**What the task asks:**
The entries below should be transcribed in their entirety, exactly as written.

**Supplied records:**
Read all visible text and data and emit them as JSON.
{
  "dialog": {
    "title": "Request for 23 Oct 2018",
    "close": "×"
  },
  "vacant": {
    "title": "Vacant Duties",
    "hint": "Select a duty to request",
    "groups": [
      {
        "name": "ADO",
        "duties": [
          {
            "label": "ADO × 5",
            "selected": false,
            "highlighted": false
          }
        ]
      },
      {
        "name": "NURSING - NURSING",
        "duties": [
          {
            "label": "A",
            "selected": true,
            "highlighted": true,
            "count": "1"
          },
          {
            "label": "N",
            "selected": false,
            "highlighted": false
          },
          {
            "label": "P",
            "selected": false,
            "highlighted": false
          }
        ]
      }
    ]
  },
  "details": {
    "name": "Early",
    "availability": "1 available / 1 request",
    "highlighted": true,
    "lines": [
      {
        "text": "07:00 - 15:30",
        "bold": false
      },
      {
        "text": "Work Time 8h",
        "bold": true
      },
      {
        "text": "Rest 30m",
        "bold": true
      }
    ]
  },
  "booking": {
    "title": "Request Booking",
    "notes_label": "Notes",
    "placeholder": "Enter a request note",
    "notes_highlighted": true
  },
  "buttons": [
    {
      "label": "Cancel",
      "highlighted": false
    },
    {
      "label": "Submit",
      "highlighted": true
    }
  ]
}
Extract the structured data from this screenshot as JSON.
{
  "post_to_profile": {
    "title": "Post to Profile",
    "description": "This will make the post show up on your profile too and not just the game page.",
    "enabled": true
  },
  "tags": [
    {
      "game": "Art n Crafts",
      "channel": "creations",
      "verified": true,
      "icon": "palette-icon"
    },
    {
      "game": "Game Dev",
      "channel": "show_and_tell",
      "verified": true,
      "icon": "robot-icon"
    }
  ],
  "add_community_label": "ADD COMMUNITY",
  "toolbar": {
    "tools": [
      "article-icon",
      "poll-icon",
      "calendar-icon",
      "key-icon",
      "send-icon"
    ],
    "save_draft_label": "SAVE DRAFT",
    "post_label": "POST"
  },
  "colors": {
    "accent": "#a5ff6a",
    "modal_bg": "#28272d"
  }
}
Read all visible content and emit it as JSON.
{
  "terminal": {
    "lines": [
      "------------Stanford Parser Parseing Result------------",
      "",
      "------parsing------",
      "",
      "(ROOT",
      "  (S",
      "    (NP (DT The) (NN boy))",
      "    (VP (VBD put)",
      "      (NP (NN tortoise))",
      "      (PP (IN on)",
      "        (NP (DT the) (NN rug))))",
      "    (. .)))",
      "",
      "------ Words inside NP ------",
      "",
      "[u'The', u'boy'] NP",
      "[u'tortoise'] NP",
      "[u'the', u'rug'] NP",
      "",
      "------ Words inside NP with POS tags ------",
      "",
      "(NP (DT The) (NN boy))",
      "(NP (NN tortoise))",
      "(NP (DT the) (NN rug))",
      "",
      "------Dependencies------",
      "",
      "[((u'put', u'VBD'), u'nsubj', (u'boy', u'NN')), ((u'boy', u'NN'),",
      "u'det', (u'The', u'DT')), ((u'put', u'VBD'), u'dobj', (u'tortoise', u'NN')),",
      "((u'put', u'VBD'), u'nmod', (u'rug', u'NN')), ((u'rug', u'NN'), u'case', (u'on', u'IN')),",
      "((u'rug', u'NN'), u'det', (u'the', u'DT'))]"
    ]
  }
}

**Response to the task:**
Read all visible text and data and emit them as JSON.
{
  "dialog": {
    "title": "Request for 23 Oct 2018",
    "close": "×"
  },
  "vacant": {
    "title": "Vacant Duties",
    "hint": "Select a duty to request",
    "groups": [
      {
        "name": "ADO",
        "duties": [
          {
            "label": "ADO × 5",
            "selected": false,
            "highlighted": false
          }
        ]
      },
      {
        "name": "NURSING - NURSING",
        "duties": [
          {
            "label": "A",
            "selected": true,
            "highlighted": true,
            "count": "1"
          },
          {
            "label": "N",
            "selected": false,
            "highlighted": false
          },
          {
            "label": "P",
            "selected": false,
            "highlighted": false
          }
        ]
      }
    ]
  },
  "details": {
    "name": "Early",
    "availability": "1 available / 1 request",
    "highlighted": true,
    "lines": [
      {
        "text": "07:00 - 15:30",
        "bold": false
      },
      {
        "text": "Work Time 8h",
        "bold": true
      },
      {
        "text": "Rest 30m",
        "bold": true
      }
    ]
  },
  "booking": {
    "title": "Request Booking",
    "notes_label": "Notes",
    "placeholder": "Enter a request note",
    "notes_highlighted": true
  },
  "buttons": [
    {
      "label": "Cancel",
      "highlighted": false
    },
    {
      "label": "Submit",
      "highlighted": true
    }
  ]
}
Extract the structured data from this screenshot as JSON.
{
  "post_to_profile": {
    "title": "Post to Profile",
    "description": "This will make the post show up on your profile too and not just the game page.",
    "enabled": true
  },
  "tags": [
    {
      "game": "Art n Crafts",
      "channel": "creations",
      "verified": true,
      "icon": "palette-icon"
    },
    {
      "game": "Game Dev",
      "channel": "show_and_tell",
      "verified": true,
      "icon": "robot-icon"
    }
  ],
  "add_community_label": "ADD COMMUNITY",
  "toolbar": {
    "tools": [
      "article-icon",
      "poll-icon",
      "calendar-icon",
      "key-icon",
      "send-icon"
    ],
    "save_draft_label": "SAVE DRAFT",
    "post_label": "POST"
  },
  "colors": {
    "accent": "#a5ff6a",
    "modal_bg": "#28272d"
  }
}
Read all visible content and emit it as JSON.
{
  "terminal": {
    "lines": [
      "------------Stanford Parser Parseing Result------------",
      "",
      "------parsing------",
      "",
      "(ROOT",
      "  (S",
      "    (NP (DT The) (NN boy))",
      "    (VP (VBD put)",
      "      (NP (NN tortoise))",
      "      (PP (IN on)",
      "        (NP (DT the) (NN rug))))",
      "    (. .)))",
      "",
      "------ Words inside NP ------",
      "",
      "[u'The', u'boy'] NP",
      "[u'tortoise'] NP",
      "[u'the', u'rug'] NP",
      "",
      "------ Words inside NP with POS tags ------",
      "",
      "(NP (DT The) (NN boy))",
      "(NP (NN tortoise))",
      "(NP (DT the) (NN rug))",
      "",
      "------Dependencies------",
      "",
      "[((u'put', u'VBD'), u'nsubj', (u'boy', u'NN')), ((u'boy', u'NN'),",
      "u'det', (u'The', u'DT')), ((u'put', u'VBD'), u'dobj', (u'tortoise', u'NN')),",
      "((u'put', u'VBD'), u'nmod', (u'rug', u'NN')), ((u'rug', u'NN'), u'case', (u'on', u'IN')),",
      "((u'rug', u'NN'), u'det', (u'the', u'DT'))]"
    ]
  }
}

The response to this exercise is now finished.